The exercise: For the listing below, give the count of lines containing "stolu", and no other text.

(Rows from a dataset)
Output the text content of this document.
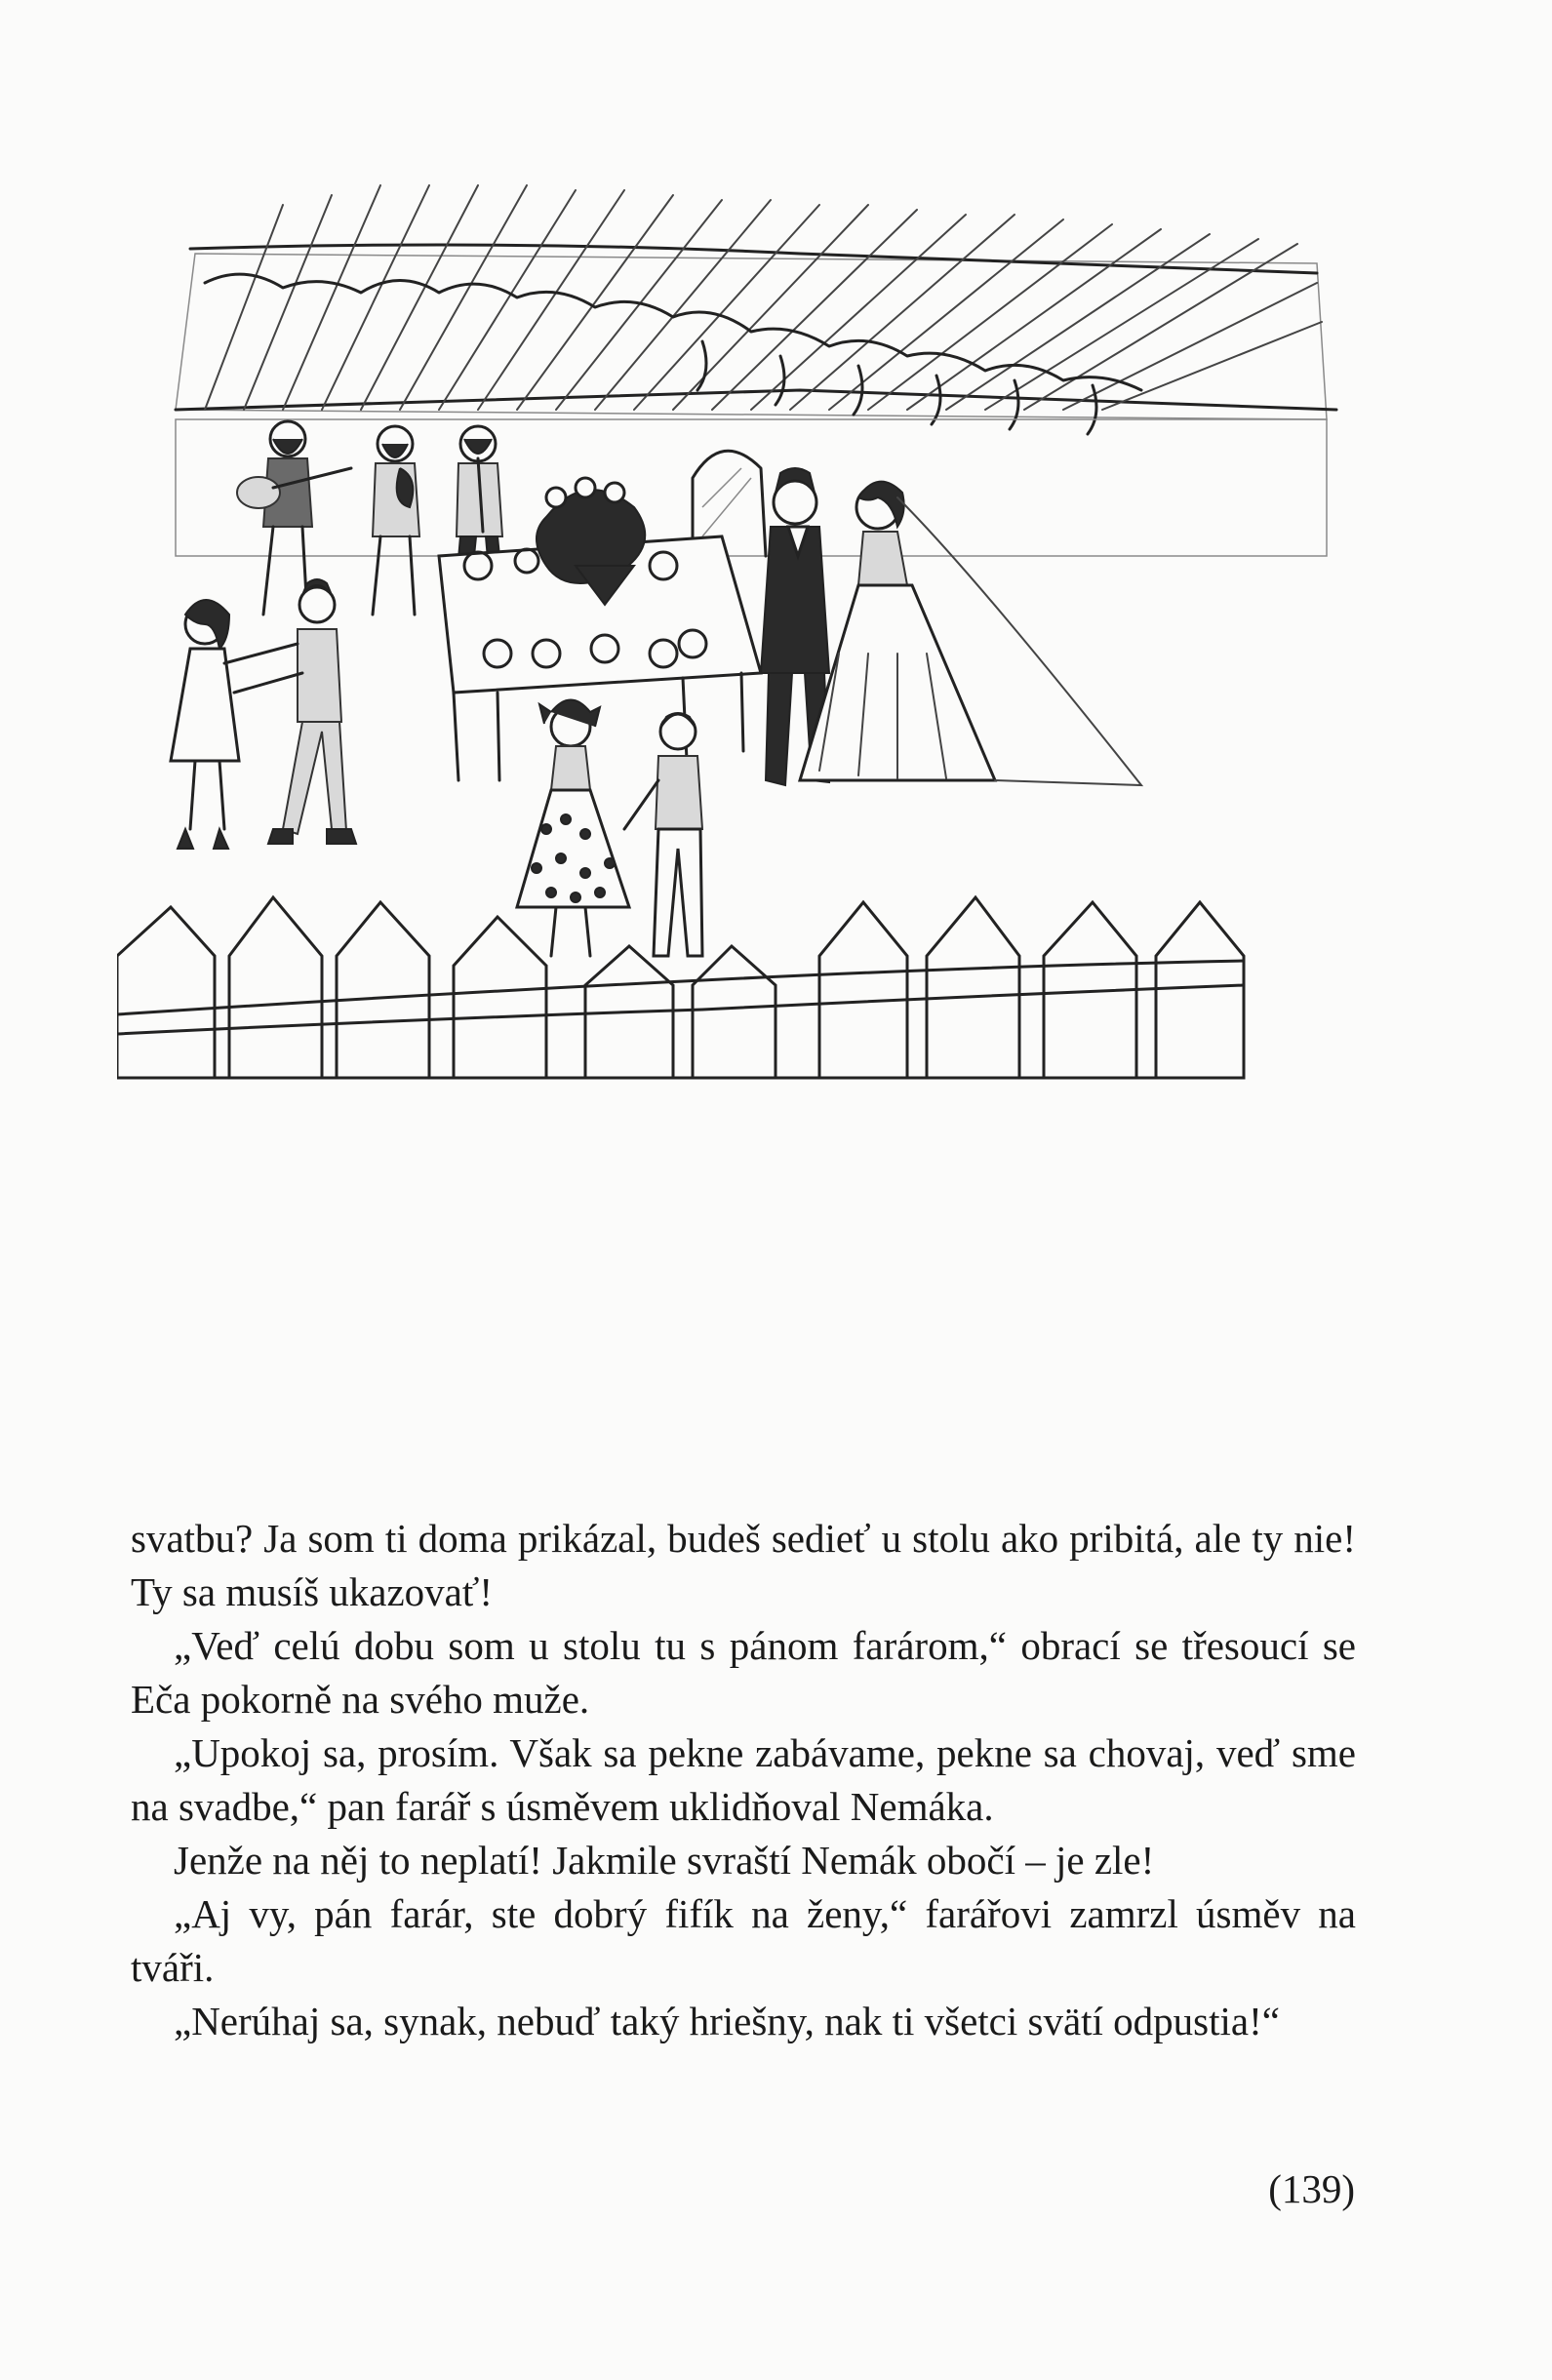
svatbu? Ja som ti doma prikázal, budeš sedieť u stolu ako pribitá, ale ty nie! Ty sa musíš ukazovať!

„Veď celú dobu som u stolu tu s pánom farárom,“ obrací se třesoucí se Eča pokorně na svého muže.

„Upokoj sa, prosím. Však sa pekne zabávame, pekne sa chovaj, veď sme na svadbe,“ pan farář s úsměvem uklidňoval Nemáka.

Jenže na něj to neplatí! Jakmile svraští Nemák obočí – je zle!

„Aj vy, pán farár, ste dobrý fifík na ženy,“ farářovi zamrzl úsměv na tváři.

„Nerúhaj sa, synak, nebuď taký hriešny, nak ti všetci svätí odpustia!“

(139)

Solution for this exercise: 2